### THE PROBLEM:
Pick every line from the data that holds the word "核心频率".

(Stored data)
===============
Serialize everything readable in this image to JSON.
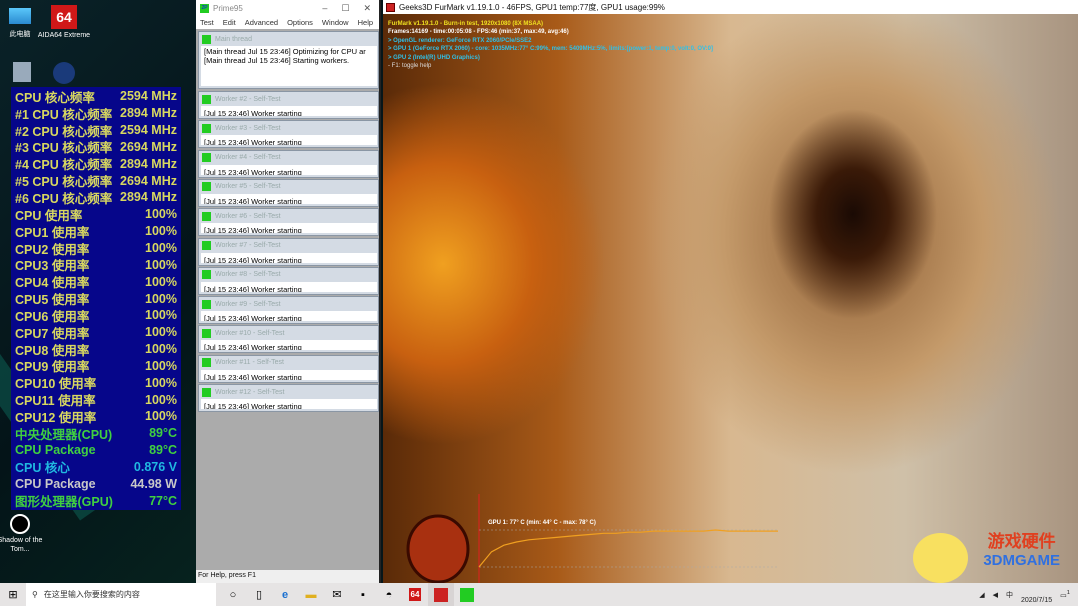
{
  "desktop": {
    "icons": [
      {
        "label": "此电脑"
      },
      {
        "label": "AIDA64 Extreme"
      },
      {
        "label": "Shadow of the Tom..."
      }
    ]
  },
  "aida": {
    "rows": [
      {
        "label": "CPU 核心频率",
        "value": "2594 MHz",
        "color": "yellow"
      },
      {
        "label": "#1 CPU 核心频率",
        "value": "2894 MHz",
        "color": "yellow"
      },
      {
        "label": "#2 CPU 核心频率",
        "value": "2594 MHz",
        "color": "yellow"
      },
      {
        "label": "#3 CPU 核心频率",
        "value": "2694 MHz",
        "color": "yellow"
      },
      {
        "label": "#4 CPU 核心频率",
        "value": "2894 MHz",
        "color": "yellow"
      },
      {
        "label": "#5 CPU 核心频率",
        "value": "2694 MHz",
        "color": "yellow"
      },
      {
        "label": "#6 CPU 核心频率",
        "value": "2894 MHz",
        "color": "yellow"
      },
      {
        "label": "CPU 使用率",
        "value": "100%",
        "color": "yellow"
      },
      {
        "label": "CPU1 使用率",
        "value": "100%",
        "color": "yellow"
      },
      {
        "label": "CPU2 使用率",
        "value": "100%",
        "color": "yellow"
      },
      {
        "label": "CPU3 使用率",
        "value": "100%",
        "color": "yellow"
      },
      {
        "label": "CPU4 使用率",
        "value": "100%",
        "color": "yellow"
      },
      {
        "label": "CPU5 使用率",
        "value": "100%",
        "color": "yellow"
      },
      {
        "label": "CPU6 使用率",
        "value": "100%",
        "color": "yellow"
      },
      {
        "label": "CPU7 使用率",
        "value": "100%",
        "color": "yellow"
      },
      {
        "label": "CPU8 使用率",
        "value": "100%",
        "color": "yellow"
      },
      {
        "label": "CPU9 使用率",
        "value": "100%",
        "color": "yellow"
      },
      {
        "label": "CPU10 使用率",
        "value": "100%",
        "color": "yellow"
      },
      {
        "label": "CPU11 使用率",
        "value": "100%",
        "color": "yellow"
      },
      {
        "label": "CPU12 使用率",
        "value": "100%",
        "color": "yellow"
      },
      {
        "label": "中央处理器(CPU)",
        "value": "89°C",
        "color": "green"
      },
      {
        "label": "CPU Package",
        "value": "89°C",
        "color": "green"
      },
      {
        "label": "CPU 核心",
        "value": "0.876 V",
        "color": "cyan"
      },
      {
        "label": "CPU Package",
        "value": "44.98 W",
        "color": "white"
      },
      {
        "label": "图形处理器(GPU)",
        "value": "77°C",
        "color": "green"
      }
    ]
  },
  "prime": {
    "title": "Prime95",
    "menu": [
      "Test",
      "Edit",
      "Advanced",
      "Options",
      "Window",
      "Help"
    ],
    "main": {
      "title": "Main thread",
      "lines": [
        "[Main thread Jul 15 23:46] Optimizing for CPU ar",
        "[Main thread Jul 15 23:46] Starting workers."
      ]
    },
    "workers": [
      {
        "title": "Worker #2 - Self-Test",
        "line": "[Jul 15 23:46] Worker starting"
      },
      {
        "title": "Worker #3 - Self-Test",
        "line": "[Jul 15 23:46] Worker starting"
      },
      {
        "title": "Worker #4 - Self-Test",
        "line": "[Jul 15 23:46] Worker starting"
      },
      {
        "title": "Worker #5 - Self-Test",
        "line": "[Jul 15 23:46] Worker starting"
      },
      {
        "title": "Worker #6 - Self-Test",
        "line": "[Jul 15 23:46] Worker starting"
      },
      {
        "title": "Worker #7 - Self-Test",
        "line": "[Jul 15 23:46] Worker starting"
      },
      {
        "title": "Worker #8 - Self-Test",
        "line": "[Jul 15 23:46] Worker starting"
      },
      {
        "title": "Worker #9 - Self-Test",
        "line": "[Jul 15 23:46] Worker starting"
      },
      {
        "title": "Worker #10 - Self-Test",
        "line": "[Jul 15 23:46] Worker starting"
      },
      {
        "title": "Worker #11 - Self-Test",
        "line": "[Jul 15 23:46] Worker starting"
      },
      {
        "title": "Worker #12 - Self-Test",
        "line": "[Jul 15 23:46] Worker starting"
      }
    ],
    "status": "For Help, press F1"
  },
  "furmark": {
    "title": "Geeks3D FurMark v1.19.1.0 - 46FPS, GPU1 temp:77度, GPU1 usage:99%",
    "hud": [
      "FurMark v1.19.1.0 - Burn-in test, 1920x1080 (8X MSAA)",
      "Frames:14169 - time:00:05:08 - FPS:46 (min:37, max:49, avg:46)",
      "> OpenGL renderer: GeForce RTX 2060/PCIe/SSE2",
      "> GPU 1 (GeForce RTX 2060) - core: 1035MHz:77° C:99%, mem: 5409MHz:5%, limits:[power:1, temp:0, volt:0, OV:0]",
      "> GPU 2 (Intel(R) UHD Graphics)",
      "- F1: toggle help"
    ],
    "graph_label": "GPU 1: 77° C (min: 44° C - max: 78° C)",
    "temp_series": [
      44,
      58,
      64,
      67,
      69,
      70,
      71,
      72,
      73,
      74,
      75,
      75,
      76,
      76,
      77,
      77,
      77,
      77,
      77,
      78,
      77,
      77,
      77,
      77,
      77
    ]
  },
  "taskbar": {
    "search_placeholder": "在这里输入你要搜索的内容",
    "date": "2020/7/15",
    "ime": "中",
    "notif_count": "1"
  },
  "watermark": {
    "line1": "游戏硬件",
    "line2": "3DMGAME"
  }
}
===============
### ANSWER IN FULL:
        "label": "CPU 核心频率",
        "label": "#1 CPU 核心频率",
        "label": "#2 CPU 核心频率",
        "label": "#3 CPU 核心频率",
        "label": "#4 CPU 核心频率",
        "label": "#5 CPU 核心频率",
        "label": "#6 CPU 核心频率",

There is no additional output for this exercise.